(Selection):

┄┄┄┄┄┄┄┄┄┄

A finite representation of a form ring \((R, \Phi )\) is a quadruple \(\rho = (V,\rho _M, \rho _{\Phi }, \beta )\), where V is a left R-module of finite cardinality v, \(\rho _M:M\rightarrow {{\,\textrm{Bil}\,}}(V)\) is an \(R\otimes R\)-module homomorphism into the group \({{\,\textrm{Bil}\,}}(V)\) of bi-additive \({\mathbb {Q}}/{\mathbb {Z}}\)-valued maps on V compatible with the involution \(\tau \), i.e., \(\rho _M(\tau (m))(x,y) = \rho _M(m) (y,x)\) for all \(m\in M, x,y\in V\), and such that \(\beta := \rho _M(\psi (1)) \) is non-singular. Also \(\rho _{\Phi }\) is an R-qmodule homomorphism from \(\Phi \) into the group of \({\mathbb {Q}}/{\mathbb {Z}}\)-valued quadratic maps on V satisfying

$$\begin{aligned} \rho _\Phi ({\,\{ \hspace{-.09in} \{ \,}m {\,\} \hspace{-.09in} \} \,}) (x)= & {} \rho _M(m) (x,x) \text{ and } \\ \rho _M(\lambda (\phi ))= & {} \rho _{\Phi } (\phi ) (x+y) - \rho _{\Phi } (\phi ) (x) - \rho _{\Phi } (\phi ) (y) \end{aligned}$$

for all \( x,y\in V, m\in M, \phi \in \Phi .\)

Definition 4.1

Let \(\rho = (V,\rho _M,\rho _{\Phi }, \beta ) \) be a finite representation of a form ring \((R,\Phi )\). Any R-submodule \(C\le V\) is called a code in \(\rho \). For a code C in \(\rho \), the orthogonal module is

$$\begin{aligned} C^{\perp } = C^{\perp , \beta }:= \{ x\in V \mid \beta (x,c ) = 0 \text{ for } \text{ all } c\in C \}. \end{aligned}$$

The code C is called self-dual if \(C=C^{\perp } \) and self-orthogonal if \(C\subseteq C^{\perp }\). A self-orthogonal code C in \(\rho \) is called isotropic if \(\rho _{\Phi }(\phi ) (C) = \{0 \} \) for all \(\phi \in \Phi \).

A code of Type \(\rho \) is a self-dual isotropic code in \(\rho \).

MacWilliams transformations ([9, Section 2.2]) map the weight enumerator of a code to the one of its dual and fix weight enumerators of self-dual codes. To obtain a generating set of the associated Clifford–Weil group, we need to include MacWilliams transformations for representatives of the conjugacy classes of primitive symmetric idempotents.

Definition 4.2

An idempotent \(\iota ^2=\iota \in R\) is called symmetric if \(\iota R \cong \iota ^J R\) as right R-modules. Such an isomorphism is given by left multiplication with some \(v_{\iota } \in \iota ^JR \iota \) with inverse \(u_{\iota } \in \iota R \iota ^J\) such that \(u_{\iota } v_{\iota } = \iota \) and \(v_{\iota } u_{\iota } = \iota ^J\) (see [9, Section 3.5.3]).

┄┄┄┄┄┄┄┄┄┄

[Layout records]
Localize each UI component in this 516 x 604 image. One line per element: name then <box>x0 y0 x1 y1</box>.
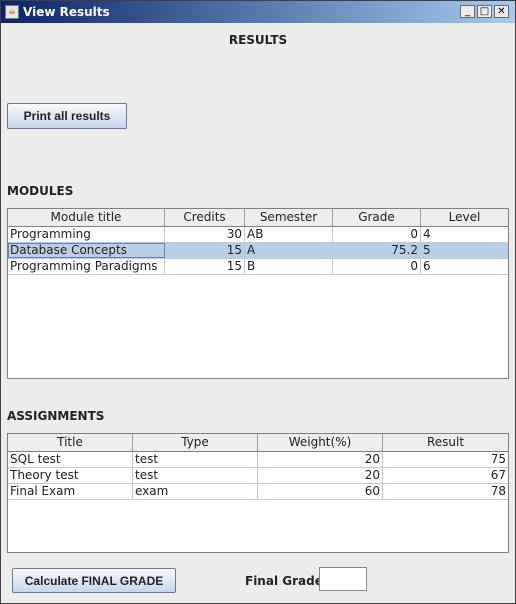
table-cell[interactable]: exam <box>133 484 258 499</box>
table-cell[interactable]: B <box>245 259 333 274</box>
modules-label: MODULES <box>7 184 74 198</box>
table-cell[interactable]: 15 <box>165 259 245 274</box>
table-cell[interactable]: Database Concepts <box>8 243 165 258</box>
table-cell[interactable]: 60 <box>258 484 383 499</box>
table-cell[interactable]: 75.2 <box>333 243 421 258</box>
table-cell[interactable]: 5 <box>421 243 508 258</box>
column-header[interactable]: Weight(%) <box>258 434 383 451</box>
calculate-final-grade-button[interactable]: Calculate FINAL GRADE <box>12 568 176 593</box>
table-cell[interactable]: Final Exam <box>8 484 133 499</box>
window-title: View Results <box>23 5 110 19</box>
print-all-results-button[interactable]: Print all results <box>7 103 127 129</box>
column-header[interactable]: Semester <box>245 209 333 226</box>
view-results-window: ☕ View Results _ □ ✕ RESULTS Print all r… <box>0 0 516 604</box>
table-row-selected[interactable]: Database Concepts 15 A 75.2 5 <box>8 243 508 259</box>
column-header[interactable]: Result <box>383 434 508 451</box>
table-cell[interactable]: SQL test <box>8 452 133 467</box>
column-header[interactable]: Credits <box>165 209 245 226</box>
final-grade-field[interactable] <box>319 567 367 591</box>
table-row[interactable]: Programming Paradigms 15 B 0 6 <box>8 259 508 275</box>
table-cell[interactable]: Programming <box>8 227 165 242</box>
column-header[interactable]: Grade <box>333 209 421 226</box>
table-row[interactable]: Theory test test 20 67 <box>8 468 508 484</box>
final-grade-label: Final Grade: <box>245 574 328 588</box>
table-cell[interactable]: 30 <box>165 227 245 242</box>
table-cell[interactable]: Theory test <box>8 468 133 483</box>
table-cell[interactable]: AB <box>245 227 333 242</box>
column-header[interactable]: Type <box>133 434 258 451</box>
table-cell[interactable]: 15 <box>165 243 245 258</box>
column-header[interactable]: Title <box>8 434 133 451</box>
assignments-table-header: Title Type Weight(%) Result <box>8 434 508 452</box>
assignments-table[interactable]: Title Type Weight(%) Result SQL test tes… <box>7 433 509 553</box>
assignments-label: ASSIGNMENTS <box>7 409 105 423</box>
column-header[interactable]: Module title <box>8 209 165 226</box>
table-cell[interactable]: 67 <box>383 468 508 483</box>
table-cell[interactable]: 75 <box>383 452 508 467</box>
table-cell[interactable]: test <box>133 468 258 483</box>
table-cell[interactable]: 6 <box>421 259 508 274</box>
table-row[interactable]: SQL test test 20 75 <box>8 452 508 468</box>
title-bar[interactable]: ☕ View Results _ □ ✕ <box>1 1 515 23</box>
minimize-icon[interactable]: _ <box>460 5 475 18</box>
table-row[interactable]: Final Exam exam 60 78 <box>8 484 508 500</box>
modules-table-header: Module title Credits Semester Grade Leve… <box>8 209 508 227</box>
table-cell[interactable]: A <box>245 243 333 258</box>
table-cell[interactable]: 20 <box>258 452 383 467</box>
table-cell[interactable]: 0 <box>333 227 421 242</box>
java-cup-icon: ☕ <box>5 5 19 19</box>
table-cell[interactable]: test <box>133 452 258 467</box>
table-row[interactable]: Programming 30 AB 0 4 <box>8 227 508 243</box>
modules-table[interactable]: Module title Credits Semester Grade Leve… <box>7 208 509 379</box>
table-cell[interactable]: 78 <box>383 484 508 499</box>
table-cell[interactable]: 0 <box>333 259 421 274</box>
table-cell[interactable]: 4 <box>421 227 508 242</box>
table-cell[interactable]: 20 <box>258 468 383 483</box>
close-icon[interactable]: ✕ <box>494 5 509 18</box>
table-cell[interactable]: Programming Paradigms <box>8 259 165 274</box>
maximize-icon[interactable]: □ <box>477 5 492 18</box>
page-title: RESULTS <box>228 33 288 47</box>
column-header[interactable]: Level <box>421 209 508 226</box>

┄┄┄┄┄┄┄┄┄┄

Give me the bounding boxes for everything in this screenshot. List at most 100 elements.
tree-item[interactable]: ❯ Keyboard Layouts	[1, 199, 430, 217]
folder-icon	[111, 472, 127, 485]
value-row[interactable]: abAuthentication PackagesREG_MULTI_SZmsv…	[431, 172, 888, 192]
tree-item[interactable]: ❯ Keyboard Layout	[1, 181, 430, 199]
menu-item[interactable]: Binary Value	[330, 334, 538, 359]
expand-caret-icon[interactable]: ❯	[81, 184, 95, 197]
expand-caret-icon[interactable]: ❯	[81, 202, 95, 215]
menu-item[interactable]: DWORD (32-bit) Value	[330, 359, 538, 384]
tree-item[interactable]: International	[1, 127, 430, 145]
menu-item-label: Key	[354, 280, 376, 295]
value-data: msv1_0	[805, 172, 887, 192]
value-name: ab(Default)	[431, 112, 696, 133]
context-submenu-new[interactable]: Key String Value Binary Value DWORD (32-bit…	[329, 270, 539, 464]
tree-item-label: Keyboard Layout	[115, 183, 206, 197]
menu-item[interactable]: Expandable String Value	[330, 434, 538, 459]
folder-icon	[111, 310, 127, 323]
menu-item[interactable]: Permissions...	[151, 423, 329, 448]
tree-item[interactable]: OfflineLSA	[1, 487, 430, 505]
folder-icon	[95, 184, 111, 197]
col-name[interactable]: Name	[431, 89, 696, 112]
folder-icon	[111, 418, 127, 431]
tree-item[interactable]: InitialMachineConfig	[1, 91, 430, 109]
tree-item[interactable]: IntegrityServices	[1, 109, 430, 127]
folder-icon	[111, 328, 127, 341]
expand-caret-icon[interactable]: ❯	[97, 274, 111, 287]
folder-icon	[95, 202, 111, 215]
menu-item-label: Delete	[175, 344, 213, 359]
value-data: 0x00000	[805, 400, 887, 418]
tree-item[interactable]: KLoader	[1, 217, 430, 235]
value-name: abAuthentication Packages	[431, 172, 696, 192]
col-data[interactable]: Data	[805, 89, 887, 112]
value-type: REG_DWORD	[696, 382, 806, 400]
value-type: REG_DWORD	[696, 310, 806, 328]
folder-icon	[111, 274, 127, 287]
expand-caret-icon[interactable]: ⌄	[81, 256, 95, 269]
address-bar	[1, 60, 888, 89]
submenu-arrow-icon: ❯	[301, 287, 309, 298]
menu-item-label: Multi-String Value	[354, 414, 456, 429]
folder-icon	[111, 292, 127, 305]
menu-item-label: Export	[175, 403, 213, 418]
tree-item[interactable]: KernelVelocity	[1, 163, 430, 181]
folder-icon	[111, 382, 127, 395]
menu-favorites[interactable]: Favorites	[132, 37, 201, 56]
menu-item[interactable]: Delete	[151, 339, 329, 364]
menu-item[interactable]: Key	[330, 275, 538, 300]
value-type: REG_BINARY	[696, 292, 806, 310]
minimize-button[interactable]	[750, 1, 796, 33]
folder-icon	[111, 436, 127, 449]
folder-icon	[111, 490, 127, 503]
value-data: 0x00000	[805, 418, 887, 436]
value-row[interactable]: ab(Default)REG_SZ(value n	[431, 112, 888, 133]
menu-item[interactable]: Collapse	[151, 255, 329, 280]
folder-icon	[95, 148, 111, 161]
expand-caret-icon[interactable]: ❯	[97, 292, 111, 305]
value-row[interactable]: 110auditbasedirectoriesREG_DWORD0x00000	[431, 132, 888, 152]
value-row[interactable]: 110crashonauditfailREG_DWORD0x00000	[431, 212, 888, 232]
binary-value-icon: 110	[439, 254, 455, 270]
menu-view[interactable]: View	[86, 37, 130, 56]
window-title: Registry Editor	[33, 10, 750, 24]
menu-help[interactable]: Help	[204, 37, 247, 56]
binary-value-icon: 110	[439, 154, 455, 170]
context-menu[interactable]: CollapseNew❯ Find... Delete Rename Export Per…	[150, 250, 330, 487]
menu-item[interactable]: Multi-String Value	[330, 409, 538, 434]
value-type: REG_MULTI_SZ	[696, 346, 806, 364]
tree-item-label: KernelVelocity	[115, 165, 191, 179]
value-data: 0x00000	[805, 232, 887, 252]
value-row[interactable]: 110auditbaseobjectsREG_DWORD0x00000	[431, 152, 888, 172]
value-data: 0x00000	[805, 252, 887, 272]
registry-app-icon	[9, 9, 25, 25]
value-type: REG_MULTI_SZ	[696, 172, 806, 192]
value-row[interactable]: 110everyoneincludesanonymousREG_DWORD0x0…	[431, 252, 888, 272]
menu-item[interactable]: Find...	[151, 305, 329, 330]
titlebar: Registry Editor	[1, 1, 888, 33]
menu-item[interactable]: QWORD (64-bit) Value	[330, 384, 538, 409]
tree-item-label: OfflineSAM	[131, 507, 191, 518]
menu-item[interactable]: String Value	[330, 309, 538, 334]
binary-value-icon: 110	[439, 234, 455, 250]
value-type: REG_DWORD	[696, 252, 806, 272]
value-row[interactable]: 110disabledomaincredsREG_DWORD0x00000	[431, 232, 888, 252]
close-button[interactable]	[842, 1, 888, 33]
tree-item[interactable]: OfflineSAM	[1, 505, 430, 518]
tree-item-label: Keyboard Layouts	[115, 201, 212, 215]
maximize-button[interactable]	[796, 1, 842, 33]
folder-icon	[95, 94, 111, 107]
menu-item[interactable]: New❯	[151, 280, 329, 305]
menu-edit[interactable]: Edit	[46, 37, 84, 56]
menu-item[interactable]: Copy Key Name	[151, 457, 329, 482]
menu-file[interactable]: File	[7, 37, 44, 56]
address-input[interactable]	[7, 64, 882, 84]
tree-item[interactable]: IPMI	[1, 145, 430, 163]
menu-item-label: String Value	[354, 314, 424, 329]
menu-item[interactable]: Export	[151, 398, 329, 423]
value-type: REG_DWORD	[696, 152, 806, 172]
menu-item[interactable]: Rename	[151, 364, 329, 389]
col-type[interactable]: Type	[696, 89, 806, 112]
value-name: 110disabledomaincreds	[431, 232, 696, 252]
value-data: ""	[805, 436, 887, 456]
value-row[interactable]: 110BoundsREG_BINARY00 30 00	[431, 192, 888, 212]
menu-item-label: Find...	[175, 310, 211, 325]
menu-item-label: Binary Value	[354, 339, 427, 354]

┄┄┄┄┄┄┄┄┄┄

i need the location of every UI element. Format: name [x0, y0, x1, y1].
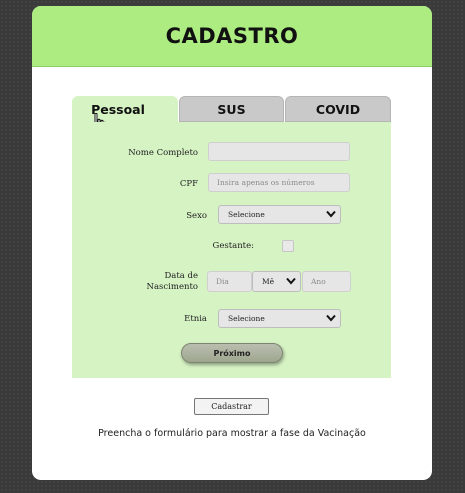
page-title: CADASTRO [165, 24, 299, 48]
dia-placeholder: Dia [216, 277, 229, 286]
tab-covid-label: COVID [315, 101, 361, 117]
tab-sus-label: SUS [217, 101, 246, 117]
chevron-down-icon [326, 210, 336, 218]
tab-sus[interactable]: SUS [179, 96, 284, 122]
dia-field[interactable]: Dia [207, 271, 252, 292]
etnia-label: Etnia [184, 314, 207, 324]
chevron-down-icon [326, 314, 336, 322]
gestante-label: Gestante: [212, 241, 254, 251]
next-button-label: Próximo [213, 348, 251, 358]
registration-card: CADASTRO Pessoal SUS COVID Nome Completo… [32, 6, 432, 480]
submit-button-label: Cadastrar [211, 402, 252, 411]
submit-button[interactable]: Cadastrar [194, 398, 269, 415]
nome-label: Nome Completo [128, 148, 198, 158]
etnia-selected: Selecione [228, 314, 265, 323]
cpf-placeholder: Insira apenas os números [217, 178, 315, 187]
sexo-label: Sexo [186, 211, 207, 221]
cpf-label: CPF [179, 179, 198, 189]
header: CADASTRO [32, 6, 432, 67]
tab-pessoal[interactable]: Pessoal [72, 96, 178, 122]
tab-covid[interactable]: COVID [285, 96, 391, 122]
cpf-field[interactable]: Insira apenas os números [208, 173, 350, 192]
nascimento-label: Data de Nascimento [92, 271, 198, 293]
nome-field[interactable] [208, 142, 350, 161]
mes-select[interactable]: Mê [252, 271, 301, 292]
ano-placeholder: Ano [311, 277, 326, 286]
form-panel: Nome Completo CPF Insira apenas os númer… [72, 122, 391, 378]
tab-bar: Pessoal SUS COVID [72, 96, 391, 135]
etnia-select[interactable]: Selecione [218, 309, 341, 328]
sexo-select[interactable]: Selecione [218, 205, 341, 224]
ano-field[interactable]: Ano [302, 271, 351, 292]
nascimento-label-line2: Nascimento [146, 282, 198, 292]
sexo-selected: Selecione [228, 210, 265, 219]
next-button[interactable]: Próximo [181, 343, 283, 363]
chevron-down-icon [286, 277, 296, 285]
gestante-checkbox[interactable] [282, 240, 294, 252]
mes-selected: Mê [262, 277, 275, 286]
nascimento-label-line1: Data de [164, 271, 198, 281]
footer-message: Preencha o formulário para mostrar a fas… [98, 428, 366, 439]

┄┄┄┄┄┄┄┄┄┄

(Problems to solve):
- 1) In the entries, start at the line containing "page-title: CADASTRO [165, 24, 299, 48]" and end after the line containing "submit-button-label: Cadastrar [211, 402, 252, 411]". Write out those lines again, switching "chevron-down-icon" to "dropdown-arrow-icon" and leaving everything else as it is.
- 2) Proceed with the passage on finite representations of form rings, picking up after its last sentence.

(Answers to each task):
- 1)
page-title: CADASTRO [165, 24, 299, 48]
dia-placeholder: Dia [216, 277, 229, 286]
tab-covid-label: COVID [315, 101, 361, 117]
tab-sus-label: SUS [217, 101, 246, 117]
dropdown-arrow-icon [326, 210, 336, 218]
tab-sus[interactable]: SUS [179, 96, 284, 122]
dia-field[interactable]: Dia [207, 271, 252, 292]
etnia-label: Etnia [184, 314, 207, 324]
dropdown-arrow-icon [326, 314, 336, 322]
gestante-label: Gestante: [212, 241, 254, 251]
next-button-label: Próximo [213, 348, 251, 358]
registration-card: CADASTRO Pessoal SUS COVID Nome Completo… [32, 6, 432, 480]
submit-button-label: Cadastrar [211, 402, 252, 411]

- 2)
Remark 4.3

(see [9, Theorem 3.5.9]). Let \(\iota \in R\) be a symmetric idempotent and \(C=C^{\perp } \le V\) a self-dual code. Then \(\iota C\) is a self-dual code in \(\iota V\) and in particular \(|\iota C|^2 = |\iota V|\).

Definition 4.4

The value group of the representation \(\rho =(V,\rho _M, \rho _{\Phi }, \beta ) \) is the subgroup \(\nu (\rho )\) of \({\mathbb {Q}}/{\mathbb {Z}}\) generated by

$$\begin{aligned} \{ \beta (x,y) \mid x,y \in V \} \cup \{ \rho _{\Phi }(\phi ) (x) \mid x\in V, \phi \in \Phi \}. \end{aligned}$$

As \(\nu (\rho )\) is a finitely generated (and hence finite) subgroup of \({\mathbb {Q}}/{\mathbb {Z}}\), it is cyclic, so \(\nu (\rho ) = \langle \frac{1}{f} +{\mathbb {Z}}\rangle \), where \(f= f (\rho )= |\nu (\rho )| \) is called the conductor of \(\rho \).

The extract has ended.